__Aim of the task__
Within the material below, find each line bearing the word "indicators" and present it.

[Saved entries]
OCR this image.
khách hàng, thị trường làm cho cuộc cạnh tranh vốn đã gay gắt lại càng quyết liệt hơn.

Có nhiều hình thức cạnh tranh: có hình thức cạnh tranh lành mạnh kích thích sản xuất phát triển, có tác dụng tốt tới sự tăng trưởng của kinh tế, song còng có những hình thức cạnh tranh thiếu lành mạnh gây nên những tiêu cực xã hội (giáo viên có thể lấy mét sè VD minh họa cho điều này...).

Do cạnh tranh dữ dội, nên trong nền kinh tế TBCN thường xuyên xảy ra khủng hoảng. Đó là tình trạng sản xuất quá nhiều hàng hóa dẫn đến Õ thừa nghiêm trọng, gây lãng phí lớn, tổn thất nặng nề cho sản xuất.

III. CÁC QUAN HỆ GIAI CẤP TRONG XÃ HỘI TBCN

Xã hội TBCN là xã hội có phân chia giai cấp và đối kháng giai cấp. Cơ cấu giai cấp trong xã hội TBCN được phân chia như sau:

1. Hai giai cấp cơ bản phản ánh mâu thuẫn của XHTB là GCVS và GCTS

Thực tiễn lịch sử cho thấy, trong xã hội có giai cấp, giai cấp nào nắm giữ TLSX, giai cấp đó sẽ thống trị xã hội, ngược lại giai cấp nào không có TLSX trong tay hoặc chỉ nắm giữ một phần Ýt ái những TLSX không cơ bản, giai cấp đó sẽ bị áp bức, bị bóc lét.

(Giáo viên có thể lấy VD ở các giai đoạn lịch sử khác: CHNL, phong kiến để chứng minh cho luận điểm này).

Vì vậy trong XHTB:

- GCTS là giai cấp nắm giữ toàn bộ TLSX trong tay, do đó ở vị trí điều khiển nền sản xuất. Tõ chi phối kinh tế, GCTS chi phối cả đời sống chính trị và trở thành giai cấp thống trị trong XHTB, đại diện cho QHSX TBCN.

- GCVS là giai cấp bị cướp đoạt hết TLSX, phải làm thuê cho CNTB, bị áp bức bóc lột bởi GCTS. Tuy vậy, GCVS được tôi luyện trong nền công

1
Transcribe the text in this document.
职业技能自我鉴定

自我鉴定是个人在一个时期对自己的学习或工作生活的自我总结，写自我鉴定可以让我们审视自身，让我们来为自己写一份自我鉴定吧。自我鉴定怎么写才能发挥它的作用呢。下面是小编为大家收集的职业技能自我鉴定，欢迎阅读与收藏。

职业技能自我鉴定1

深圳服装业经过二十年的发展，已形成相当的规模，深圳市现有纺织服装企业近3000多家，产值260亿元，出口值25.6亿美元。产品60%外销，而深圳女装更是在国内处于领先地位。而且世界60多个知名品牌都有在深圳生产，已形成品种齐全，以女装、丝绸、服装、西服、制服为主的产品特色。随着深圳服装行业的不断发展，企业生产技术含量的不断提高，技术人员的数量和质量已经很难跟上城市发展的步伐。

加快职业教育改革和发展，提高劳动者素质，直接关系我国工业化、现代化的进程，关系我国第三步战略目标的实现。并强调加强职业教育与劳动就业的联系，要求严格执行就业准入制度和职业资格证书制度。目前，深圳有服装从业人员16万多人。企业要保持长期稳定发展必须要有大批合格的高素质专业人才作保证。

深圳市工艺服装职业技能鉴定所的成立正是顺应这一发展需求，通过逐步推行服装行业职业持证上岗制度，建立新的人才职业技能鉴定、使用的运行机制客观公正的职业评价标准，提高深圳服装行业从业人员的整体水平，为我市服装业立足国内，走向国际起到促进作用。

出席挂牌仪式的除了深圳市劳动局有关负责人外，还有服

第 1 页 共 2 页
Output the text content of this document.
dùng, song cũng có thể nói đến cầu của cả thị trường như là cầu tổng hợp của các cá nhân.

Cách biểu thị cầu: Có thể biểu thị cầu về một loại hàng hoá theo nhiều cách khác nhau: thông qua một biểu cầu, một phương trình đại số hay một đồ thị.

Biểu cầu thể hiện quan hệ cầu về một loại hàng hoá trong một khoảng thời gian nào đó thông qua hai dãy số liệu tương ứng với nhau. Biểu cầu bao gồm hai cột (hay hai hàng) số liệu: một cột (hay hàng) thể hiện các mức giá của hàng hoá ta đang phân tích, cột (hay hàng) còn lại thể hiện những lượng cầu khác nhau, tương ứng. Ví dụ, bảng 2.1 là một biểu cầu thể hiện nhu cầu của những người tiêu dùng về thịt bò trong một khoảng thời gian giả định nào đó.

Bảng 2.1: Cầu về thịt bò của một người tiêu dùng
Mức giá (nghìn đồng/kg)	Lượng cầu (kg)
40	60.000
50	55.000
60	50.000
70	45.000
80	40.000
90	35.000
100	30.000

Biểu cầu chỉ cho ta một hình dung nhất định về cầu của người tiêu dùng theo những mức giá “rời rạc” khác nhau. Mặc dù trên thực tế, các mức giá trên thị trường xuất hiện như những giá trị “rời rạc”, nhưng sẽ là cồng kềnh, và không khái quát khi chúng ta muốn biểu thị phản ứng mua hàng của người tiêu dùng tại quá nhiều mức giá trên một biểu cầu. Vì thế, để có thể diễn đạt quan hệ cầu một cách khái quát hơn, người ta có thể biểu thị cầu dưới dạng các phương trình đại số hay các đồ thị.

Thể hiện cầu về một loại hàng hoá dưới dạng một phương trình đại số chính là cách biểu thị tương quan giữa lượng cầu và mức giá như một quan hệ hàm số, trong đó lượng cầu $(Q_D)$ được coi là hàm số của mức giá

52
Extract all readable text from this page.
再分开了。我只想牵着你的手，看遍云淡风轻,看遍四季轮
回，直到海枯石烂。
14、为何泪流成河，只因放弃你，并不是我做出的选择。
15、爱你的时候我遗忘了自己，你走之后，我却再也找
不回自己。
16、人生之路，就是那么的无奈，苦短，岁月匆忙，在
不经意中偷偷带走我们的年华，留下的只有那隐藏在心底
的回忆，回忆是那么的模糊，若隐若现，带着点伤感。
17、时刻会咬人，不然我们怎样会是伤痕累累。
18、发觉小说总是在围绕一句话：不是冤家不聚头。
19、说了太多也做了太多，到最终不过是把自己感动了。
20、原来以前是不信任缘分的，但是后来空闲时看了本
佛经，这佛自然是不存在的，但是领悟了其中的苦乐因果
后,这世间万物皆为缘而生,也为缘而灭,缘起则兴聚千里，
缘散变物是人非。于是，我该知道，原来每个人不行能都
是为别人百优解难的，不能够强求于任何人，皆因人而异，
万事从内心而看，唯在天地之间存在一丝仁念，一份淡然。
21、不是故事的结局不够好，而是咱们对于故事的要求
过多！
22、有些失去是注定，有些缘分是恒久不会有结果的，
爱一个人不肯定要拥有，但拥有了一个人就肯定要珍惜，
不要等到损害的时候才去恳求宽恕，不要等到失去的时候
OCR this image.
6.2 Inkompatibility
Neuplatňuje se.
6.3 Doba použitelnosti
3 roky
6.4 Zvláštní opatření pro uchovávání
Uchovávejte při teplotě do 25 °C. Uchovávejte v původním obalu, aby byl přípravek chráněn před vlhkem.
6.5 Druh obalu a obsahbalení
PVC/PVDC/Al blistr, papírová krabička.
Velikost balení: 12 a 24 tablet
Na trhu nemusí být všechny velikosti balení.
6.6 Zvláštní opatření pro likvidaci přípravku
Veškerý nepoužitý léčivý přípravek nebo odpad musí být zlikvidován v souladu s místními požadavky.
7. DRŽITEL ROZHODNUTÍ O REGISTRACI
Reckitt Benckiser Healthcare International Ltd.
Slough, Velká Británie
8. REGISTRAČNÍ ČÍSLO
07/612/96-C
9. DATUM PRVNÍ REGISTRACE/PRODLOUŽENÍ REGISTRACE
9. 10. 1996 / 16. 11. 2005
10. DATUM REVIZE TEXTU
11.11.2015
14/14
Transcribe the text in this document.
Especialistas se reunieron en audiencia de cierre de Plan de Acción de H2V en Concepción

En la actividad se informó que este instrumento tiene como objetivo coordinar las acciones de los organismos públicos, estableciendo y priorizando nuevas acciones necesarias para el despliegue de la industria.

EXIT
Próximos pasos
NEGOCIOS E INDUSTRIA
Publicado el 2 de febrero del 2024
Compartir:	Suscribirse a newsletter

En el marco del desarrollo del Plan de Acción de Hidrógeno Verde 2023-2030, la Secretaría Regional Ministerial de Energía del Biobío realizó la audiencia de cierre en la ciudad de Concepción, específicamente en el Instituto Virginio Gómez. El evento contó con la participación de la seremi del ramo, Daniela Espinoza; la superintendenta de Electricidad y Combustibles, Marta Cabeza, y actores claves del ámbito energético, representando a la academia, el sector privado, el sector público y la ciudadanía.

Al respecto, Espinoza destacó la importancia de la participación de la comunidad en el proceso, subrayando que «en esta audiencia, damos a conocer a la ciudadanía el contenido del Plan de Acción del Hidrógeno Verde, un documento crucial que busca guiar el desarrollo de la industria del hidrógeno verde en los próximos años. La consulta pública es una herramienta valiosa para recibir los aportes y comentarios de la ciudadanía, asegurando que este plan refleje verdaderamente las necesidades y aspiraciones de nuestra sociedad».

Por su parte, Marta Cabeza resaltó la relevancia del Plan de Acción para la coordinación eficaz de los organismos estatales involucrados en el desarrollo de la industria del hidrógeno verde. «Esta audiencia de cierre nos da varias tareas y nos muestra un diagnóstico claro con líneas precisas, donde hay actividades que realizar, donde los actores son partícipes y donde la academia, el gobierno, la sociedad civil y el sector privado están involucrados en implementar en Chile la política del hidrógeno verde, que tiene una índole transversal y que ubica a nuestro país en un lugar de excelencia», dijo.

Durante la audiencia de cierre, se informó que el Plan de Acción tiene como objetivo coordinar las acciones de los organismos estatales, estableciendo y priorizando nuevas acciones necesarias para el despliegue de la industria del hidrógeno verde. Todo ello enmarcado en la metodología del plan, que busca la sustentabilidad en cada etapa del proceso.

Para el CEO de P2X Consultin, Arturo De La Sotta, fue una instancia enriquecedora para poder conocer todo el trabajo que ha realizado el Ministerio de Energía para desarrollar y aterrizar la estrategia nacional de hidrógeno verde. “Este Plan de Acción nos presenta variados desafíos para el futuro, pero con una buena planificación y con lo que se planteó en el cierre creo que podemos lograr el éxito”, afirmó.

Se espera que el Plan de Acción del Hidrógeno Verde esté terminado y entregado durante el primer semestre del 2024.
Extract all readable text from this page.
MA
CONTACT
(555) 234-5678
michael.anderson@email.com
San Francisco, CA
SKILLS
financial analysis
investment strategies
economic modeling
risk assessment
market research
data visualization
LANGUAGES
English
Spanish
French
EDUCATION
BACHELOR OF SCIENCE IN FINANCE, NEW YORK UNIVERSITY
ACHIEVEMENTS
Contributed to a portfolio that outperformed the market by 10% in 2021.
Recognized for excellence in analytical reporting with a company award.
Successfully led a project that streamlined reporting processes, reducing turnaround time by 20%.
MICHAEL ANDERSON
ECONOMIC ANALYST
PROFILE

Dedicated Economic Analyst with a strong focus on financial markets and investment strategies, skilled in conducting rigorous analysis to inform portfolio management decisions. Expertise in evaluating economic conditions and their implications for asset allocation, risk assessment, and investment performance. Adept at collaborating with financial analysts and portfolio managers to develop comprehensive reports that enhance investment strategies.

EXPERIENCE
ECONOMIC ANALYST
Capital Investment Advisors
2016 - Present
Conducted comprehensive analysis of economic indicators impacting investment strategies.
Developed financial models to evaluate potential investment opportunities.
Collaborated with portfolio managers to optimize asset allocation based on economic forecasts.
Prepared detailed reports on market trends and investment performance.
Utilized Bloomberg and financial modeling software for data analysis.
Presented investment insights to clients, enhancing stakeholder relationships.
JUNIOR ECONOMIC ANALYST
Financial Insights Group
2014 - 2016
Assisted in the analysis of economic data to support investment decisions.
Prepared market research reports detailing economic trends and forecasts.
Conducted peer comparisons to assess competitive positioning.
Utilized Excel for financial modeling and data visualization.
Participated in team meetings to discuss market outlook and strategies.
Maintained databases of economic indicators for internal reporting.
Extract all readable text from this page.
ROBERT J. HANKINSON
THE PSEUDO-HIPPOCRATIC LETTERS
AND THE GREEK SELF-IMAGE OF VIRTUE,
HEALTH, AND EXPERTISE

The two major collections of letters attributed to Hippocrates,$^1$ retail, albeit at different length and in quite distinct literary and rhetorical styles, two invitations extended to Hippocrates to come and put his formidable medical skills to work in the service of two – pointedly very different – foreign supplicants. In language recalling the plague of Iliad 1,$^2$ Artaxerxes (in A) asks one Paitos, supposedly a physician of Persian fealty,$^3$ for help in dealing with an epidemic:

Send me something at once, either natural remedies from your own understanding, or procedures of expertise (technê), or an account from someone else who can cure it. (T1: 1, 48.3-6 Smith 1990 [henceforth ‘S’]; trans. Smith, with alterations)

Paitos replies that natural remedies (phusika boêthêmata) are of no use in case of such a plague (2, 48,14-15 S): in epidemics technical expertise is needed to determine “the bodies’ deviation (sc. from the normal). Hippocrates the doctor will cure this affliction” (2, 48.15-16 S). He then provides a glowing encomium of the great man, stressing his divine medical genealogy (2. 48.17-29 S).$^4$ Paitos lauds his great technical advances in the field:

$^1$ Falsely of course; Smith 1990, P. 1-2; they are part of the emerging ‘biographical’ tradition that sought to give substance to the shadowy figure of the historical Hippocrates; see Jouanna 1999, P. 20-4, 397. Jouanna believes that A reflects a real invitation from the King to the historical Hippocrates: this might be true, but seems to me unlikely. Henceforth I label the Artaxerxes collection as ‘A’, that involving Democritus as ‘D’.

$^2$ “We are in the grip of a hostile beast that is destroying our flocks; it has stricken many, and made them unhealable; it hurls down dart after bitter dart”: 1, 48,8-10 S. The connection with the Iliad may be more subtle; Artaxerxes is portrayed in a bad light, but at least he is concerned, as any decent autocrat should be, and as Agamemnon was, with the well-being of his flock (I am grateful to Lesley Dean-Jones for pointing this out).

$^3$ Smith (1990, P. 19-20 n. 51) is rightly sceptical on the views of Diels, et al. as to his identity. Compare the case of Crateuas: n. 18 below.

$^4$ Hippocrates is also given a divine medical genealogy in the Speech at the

__The reply__
Conducted comprehensive analysis of economic indicators impacting investment strategies.
Maintained databases of economic indicators for internal reporting.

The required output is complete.